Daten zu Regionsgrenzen
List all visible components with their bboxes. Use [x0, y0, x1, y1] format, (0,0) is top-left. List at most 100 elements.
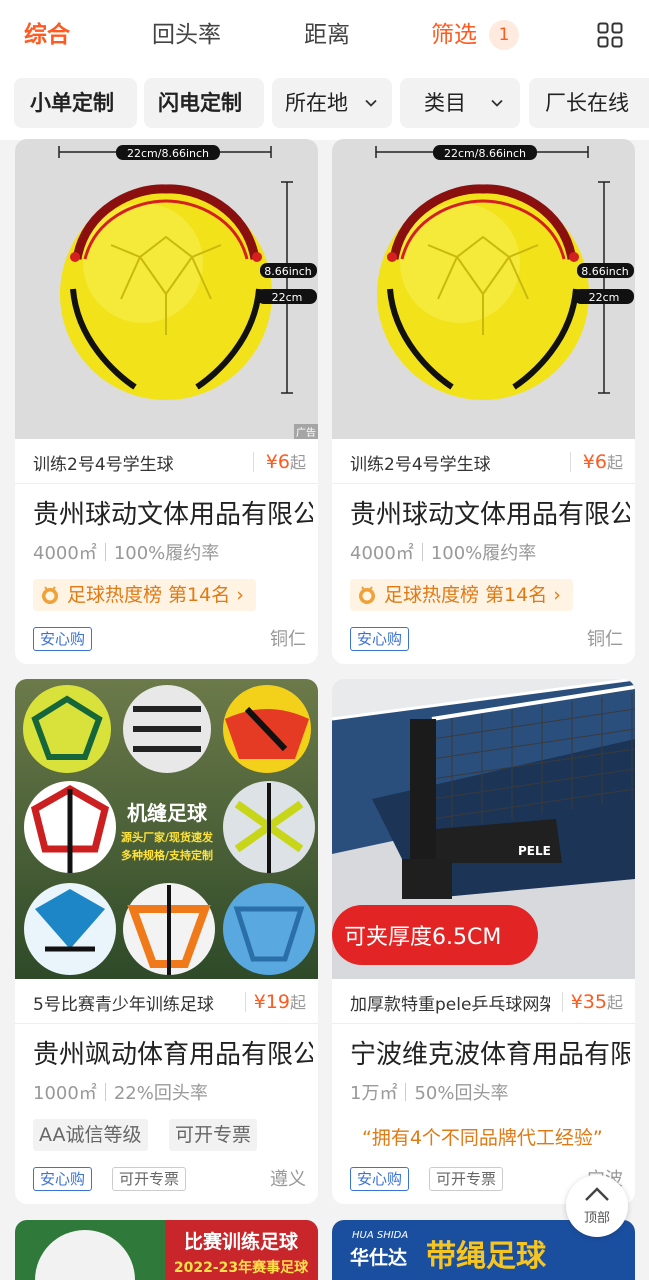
medal-icon — [359, 586, 375, 604]
city: 铜仁 — [270, 629, 306, 650]
measure-width-label: 22cm/8.66inch — [127, 147, 209, 160]
back-to-top-button[interactable]: 顶部 — [566, 1175, 628, 1237]
vat-invoice-tag: 可开专票 — [429, 1167, 504, 1191]
factory-area: 4000㎡ — [33, 543, 97, 564]
divider — [15, 483, 318, 484]
company-stats: 4000㎡ 100%履约率 — [33, 539, 219, 565]
integrity-level-badge: AA诚信等级 — [33, 1119, 148, 1151]
product-image[interactable]: 22cm/8.66inch 8.66inch 22cm — [332, 139, 635, 439]
product-card[interactable]: 比赛训练足球 2022-23年赛事足球 — [15, 1220, 318, 1280]
hot-rank-badge[interactable]: 足球热度榜 第14名 › — [350, 579, 573, 611]
product-image[interactable]: PELE 可夹厚度6.5CM — [332, 679, 635, 979]
product-card[interactable]: 22cm/8.66inch 8.66inch 22cm 训练2号4号学生球 ¥6… — [332, 139, 635, 664]
city: 遵义 — [270, 1169, 306, 1190]
product-image[interactable]: 机缝足球 源头厂家/现货速发 多种规格/支持定制 — [15, 679, 318, 979]
price: ¥35起 — [571, 989, 623, 1013]
tab-comprehensive[interactable]: 综合 — [24, 18, 70, 52]
tab-distance[interactable]: 距离 — [304, 18, 350, 52]
banner-subtitle: 2022-23年赛事足球 — [174, 1259, 309, 1276]
chip-location[interactable]: 所在地 — [272, 78, 392, 128]
chip-label: 类目 — [424, 91, 466, 115]
vat-invoice-badge: 可开专票 — [169, 1119, 258, 1151]
image-title: 机缝足球 — [127, 801, 208, 825]
product-card[interactable]: 22cm/8.66inch 8.66inch 22cm 广告 训练2号4号学生球… — [15, 139, 318, 664]
fulfillment-rate: 100%履约率 — [113, 543, 220, 564]
company-stats: 1万㎡ 50%回头率 — [350, 1079, 508, 1105]
hot-rank-badge[interactable]: 足球热度榜 第14名 › — [33, 579, 256, 611]
price-value: ¥19 — [253, 991, 290, 1013]
net-brand-logo: PELE — [518, 844, 551, 858]
chip-lightning-custom[interactable]: 闪电定制 — [144, 78, 264, 128]
measure-width-label: 22cm/8.66inch — [444, 147, 526, 160]
chip-label: 闪电定制 — [158, 91, 242, 115]
chip-label: 小单定制 — [30, 91, 114, 115]
product-subtitle: 5号比赛青少年训练足球 — [33, 995, 214, 1015]
grid-view-icon[interactable] — [597, 22, 623, 48]
soccer-ball-image: 22cm/8.66inch 8.66inch 22cm — [332, 139, 635, 439]
price-suffix: 起 — [606, 453, 623, 472]
banner-title: 比赛训练足球 — [184, 1230, 299, 1253]
secure-purchase-tag: 安心购 — [350, 627, 410, 651]
price: ¥6起 — [266, 449, 306, 473]
football-collage-image: 机缝足球 源头厂家/现货速发 多种规格/支持定制 — [15, 679, 318, 979]
return-rate: 22%回头率 — [113, 1083, 208, 1104]
chip-category[interactable]: 类目 — [400, 78, 520, 128]
stat-divider — [421, 543, 423, 561]
measure-height-cm-label: 22cm — [589, 291, 620, 304]
chip-small-order-custom[interactable]: 小单定制 — [14, 78, 137, 128]
factory-area: 4000㎡ — [350, 543, 414, 564]
image-line-2: 多种规格/支持定制 — [121, 848, 213, 862]
chip-factory-online[interactable]: 厂长在线 — [529, 78, 649, 128]
brand-name: 华仕达 — [350, 1246, 407, 1269]
price-value: ¥6 — [265, 451, 290, 473]
product-card[interactable]: 机缝足球 源头厂家/现货速发 多种规格/支持定制 5号比赛青少年训练足球 ¥19… — [15, 679, 318, 1204]
stat-divider — [405, 1083, 407, 1101]
company-name[interactable]: 贵州球动文体用品有限公司 — [350, 494, 630, 531]
ad-label: 广告 — [294, 424, 318, 439]
price-value: ¥6 — [582, 451, 607, 473]
product-subtitle: 训练2号4号学生球 — [350, 455, 491, 475]
product-subtitle: 训练2号4号学生球 — [33, 455, 174, 475]
divider — [332, 1023, 635, 1024]
price-suffix: 起 — [289, 453, 306, 472]
stat-divider — [104, 543, 106, 561]
chevron-down-icon — [491, 99, 503, 107]
tab-return-rate[interactable]: 回头率 — [152, 18, 221, 52]
brand-english: HUA SHIDA — [352, 1230, 408, 1241]
rank-label: 足球热度榜 第14名 — [384, 584, 548, 606]
measure-height-cm-label: 22cm — [272, 291, 303, 304]
back-to-top-label: 顶部 — [583, 1211, 610, 1226]
return-rate: 50%回头率 — [414, 1083, 509, 1104]
chip-label: 所在地 — [285, 91, 348, 115]
price-divider — [253, 452, 254, 472]
price-divider — [570, 452, 571, 472]
measure-height-inch-label: 8.66inch — [581, 265, 629, 278]
company-name[interactable]: 贵州球动文体用品有限公司 — [33, 494, 313, 531]
rank-label: 足球热度榜 第14名 — [67, 584, 231, 606]
product-card[interactable]: PELE 可夹厚度6.5CM 加厚款特重pele乒乓球网架 ¥35起 宁波维克波… — [332, 679, 635, 1204]
factory-area: 1万㎡ — [350, 1083, 398, 1104]
price: ¥19起 — [254, 989, 306, 1013]
factory-area: 1000㎡ — [33, 1083, 97, 1104]
filter-chip-bar: 小单定制 闪电定制 所在地 类目 厂长在线 — [0, 70, 649, 140]
image-line-1: 源头厂家/现货速发 — [121, 830, 214, 844]
price: ¥6起 — [583, 449, 623, 473]
soccer-ball-image: 22cm/8.66inch 8.66inch 22cm — [15, 139, 318, 439]
divider — [15, 1023, 318, 1024]
company-name[interactable]: 宁波维克波体育用品有限公司 — [350, 1034, 630, 1071]
product-image: 比赛训练足球 2022-23年赛事足球 — [15, 1220, 318, 1280]
filter-count-badge: 1 — [489, 20, 519, 50]
table-tennis-net-image: PELE 可夹厚度6.5CM — [332, 679, 635, 979]
price-suffix: 起 — [606, 993, 623, 1012]
tab-filter[interactable]: 筛选 — [431, 18, 477, 52]
chevron-down-icon — [365, 99, 377, 107]
secure-purchase-tag: 安心购 — [33, 627, 93, 651]
fulfillment-rate: 100%履约率 — [430, 543, 537, 564]
price-value: ¥35 — [570, 991, 607, 1013]
company-quote: “拥有4个不同品牌代工经验” — [362, 1127, 603, 1149]
company-name[interactable]: 贵州飒动体育用品有限公司 — [33, 1034, 313, 1071]
product-image[interactable]: 22cm/8.66inch 8.66inch 22cm 广告 — [15, 139, 318, 439]
image-caption: 可夹厚度6.5CM — [344, 925, 501, 950]
chevron-right-icon: › — [553, 584, 561, 606]
price-divider — [562, 992, 563, 1012]
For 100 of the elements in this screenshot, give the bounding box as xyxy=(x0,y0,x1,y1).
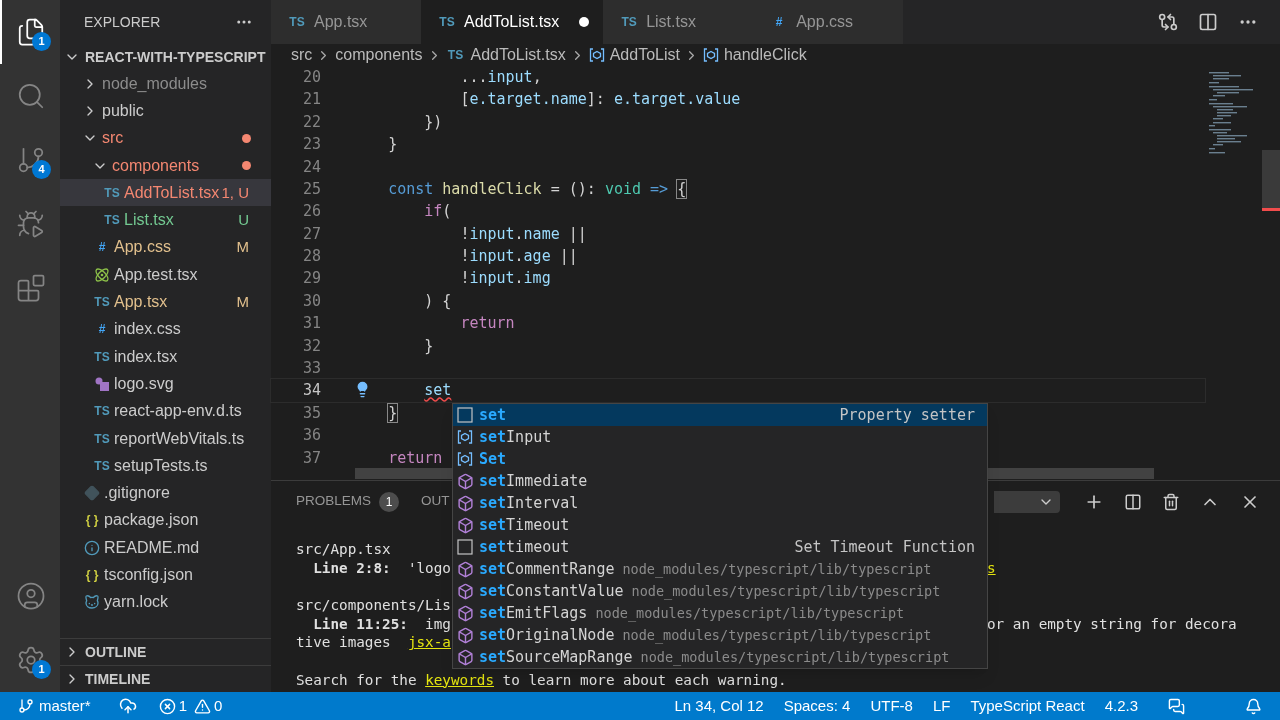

AUFGABENSTELLUNG: Kopieren Sie sämtliche Einträge oben Zeile für Zeile unverändert und lassen Sie dabei die Bilder weg.

LÖSUNG:
List all visible components with their bboxes. Use [x0, y0, x1, y1] format, (0,0) is top-left. List at most 100 elements.
medal-icon — [359, 586, 375, 604]
city: 铜仁 — [270, 629, 306, 650]
measure-width-label: 22cm/8.66inch — [127, 147, 209, 160]
back-to-top-button[interactable]: 顶部 — [566, 1175, 628, 1237]
vat-invoice-tag: 可开专票 — [429, 1167, 504, 1191]
factory-area: 4000㎡ — [33, 543, 97, 564]
divider — [15, 483, 318, 484]
company-stats: 4000㎡ 100%履约率 — [33, 539, 219, 565]
integrity-level-badge: AA诚信等级 — [33, 1119, 148, 1151]
product-image[interactable]: 22cm/8.66inch 8.66inch 22cm — [332, 139, 635, 439]
product-card[interactable]: 比赛训练足球 2022-23年赛事足球 — [15, 1220, 318, 1280]
hot-rank-badge[interactable]: 足球热度榜 第14名 › — [350, 579, 573, 611]
product-image[interactable]: PELE 可夹厚度6.5CM — [332, 679, 635, 979]
product-card[interactable]: 22cm/8.66inch 8.66inch 22cm 训练2号4号学生球 ¥6… — [332, 139, 635, 664]
city: 遵义 — [270, 1169, 306, 1190]
product-image[interactable]: 机缝足球 源头厂家/现货速发 多种规格/支持定制 — [15, 679, 318, 979]
price: ¥35起 — [571, 989, 623, 1013]
tab-comprehensive[interactable]: 综合 — [24, 18, 70, 52]
tab-distance[interactable]: 距离 — [304, 18, 350, 52]
banner-subtitle: 2022-23年赛事足球 — [174, 1259, 309, 1276]
chip-location[interactable]: 所在地 — [272, 78, 392, 128]
chip-label: 类目 — [424, 91, 466, 115]
vat-invoice-badge: 可开专票 — [169, 1119, 258, 1151]
image-title: 机缝足球 — [127, 801, 208, 825]
product-card[interactable]: 22cm/8.66inch 8.66inch 22cm 广告 训练2号4号学生球… — [15, 139, 318, 664]
fulfillment-rate: 100%履约率 — [113, 543, 220, 564]
company-stats: 1万㎡ 50%回头率 — [350, 1079, 508, 1105]
hot-rank-badge[interactable]: 足球热度榜 第14名 › — [33, 579, 256, 611]
price-value: ¥19 — [253, 991, 290, 1013]
net-brand-logo: PELE — [518, 844, 551, 858]
chip-lightning-custom[interactable]: 闪电定制 — [144, 78, 264, 128]
measure-width-label: 22cm/8.66inch — [444, 147, 526, 160]
chip-label: 闪电定制 — [158, 91, 242, 115]
chip-label: 小单定制 — [30, 91, 114, 115]
product-subtitle: 5号比赛青少年训练足球 — [33, 995, 214, 1015]
grid-view-icon[interactable] — [597, 22, 623, 48]
soccer-ball-image: 22cm/8.66inch 8.66inch 22cm — [332, 139, 635, 439]
price-suffix: 起 — [606, 453, 623, 472]
banner-title: 比赛训练足球 — [184, 1230, 299, 1253]
secure-purchase-tag: 安心购 — [350, 627, 410, 651]
price: ¥6起 — [266, 449, 306, 473]
football-collage-image: 机缝足球 源头厂家/现货速发 多种规格/支持定制 — [15, 679, 318, 979]
return-rate: 22%回头率 — [113, 1083, 208, 1104]
chip-category[interactable]: 类目 — [400, 78, 520, 128]
stat-divider — [421, 543, 423, 561]
measure-height-cm-label: 22cm — [589, 291, 620, 304]
chip-small-order-custom[interactable]: 小单定制 — [14, 78, 137, 128]
factory-area: 4000㎡ — [350, 543, 414, 564]
image-line-2: 多种规格/支持定制 — [121, 848, 213, 862]
chip-factory-online[interactable]: 厂长在线 — [529, 78, 649, 128]
brand-name: 华仕达 — [350, 1246, 407, 1269]
price-value: ¥6 — [265, 451, 290, 473]
product-card[interactable]: 机缝足球 源头厂家/现货速发 多种规格/支持定制 5号比赛青少年训练足球 ¥19… — [15, 679, 318, 1204]
stat-divider — [405, 1083, 407, 1101]
company-name[interactable]: 贵州球动文体用品有限公司 — [350, 494, 630, 531]
ad-label: 广告 — [294, 424, 318, 439]
price-value: ¥6 — [582, 451, 607, 473]
product-subtitle: 训练2号4号学生球 — [350, 455, 491, 475]
product-subtitle: 训练2号4号学生球 — [33, 455, 174, 475]
divider — [332, 1023, 635, 1024]
price-suffix: 起 — [289, 453, 306, 472]
stat-divider — [104, 543, 106, 561]
chevron-down-icon — [491, 99, 503, 107]
tab-return-rate[interactable]: 回头率 — [152, 18, 221, 52]
brand-english: HUA SHIDA — [352, 1230, 408, 1241]
rank-label: 足球热度榜 第14名 — [384, 584, 548, 606]
measure-height-cm-label: 22cm — [272, 291, 303, 304]
back-to-top-label: 顶部 — [583, 1211, 610, 1226]
return-rate: 50%回头率 — [414, 1083, 509, 1104]
chip-label: 所在地 — [285, 91, 348, 115]
price-divider — [253, 452, 254, 472]
price-divider — [570, 452, 571, 472]
measure-height-inch-label: 8.66inch — [581, 265, 629, 278]
company-name[interactable]: 贵州球动文体用品有限公司 — [33, 494, 313, 531]
rank-label: 足球热度榜 第14名 — [67, 584, 231, 606]
product-card[interactable]: PELE 可夹厚度6.5CM 加厚款特重pele乒乓球网架 ¥35起 宁波维克波… — [332, 679, 635, 1204]
factory-area: 1万㎡ — [350, 1083, 398, 1104]
price: ¥19起 — [254, 989, 306, 1013]
factory-area: 1000㎡ — [33, 1083, 97, 1104]
filter-chip-bar: 小单定制 闪电定制 所在地 类目 厂长在线 — [0, 70, 649, 140]
image-line-1: 源头厂家/现货速发 — [121, 830, 214, 844]
price: ¥6起 — [583, 449, 623, 473]
soccer-ball-image: 22cm/8.66inch 8.66inch 22cm — [15, 139, 318, 439]
divider — [15, 1023, 318, 1024]
company-name[interactable]: 宁波维克波体育用品有限公司 — [350, 1034, 630, 1071]
product-image: 比赛训练足球 2022-23年赛事足球 — [15, 1220, 318, 1280]
filter-count-badge: 1 — [489, 20, 519, 50]
table-tennis-net-image: PELE 可夹厚度6.5CM — [332, 679, 635, 979]
price-suffix: 起 — [606, 993, 623, 1012]
tab-filter[interactable]: 筛选 — [431, 18, 477, 52]
chevron-down-icon — [365, 99, 377, 107]
secure-purchase-tag: 安心购 — [33, 627, 93, 651]
fulfillment-rate: 100%履约率 — [430, 543, 537, 564]
price-value: ¥35 — [570, 991, 607, 1013]
company-quote: “拥有4个不同品牌代工经验” — [362, 1127, 603, 1149]
company-name[interactable]: 贵州飒动体育用品有限公司 — [33, 1034, 313, 1071]
product-image[interactable]: 22cm/8.66inch 8.66inch 22cm 广告 — [15, 139, 318, 439]
image-caption: 可夹厚度6.5CM — [344, 925, 501, 950]
chevron-right-icon: › — [553, 584, 561, 606]
price-divider — [562, 992, 563, 1012]
For 100 of the elements in this screenshot, give the bounding box as xyxy=(x0,y0,x1,y1).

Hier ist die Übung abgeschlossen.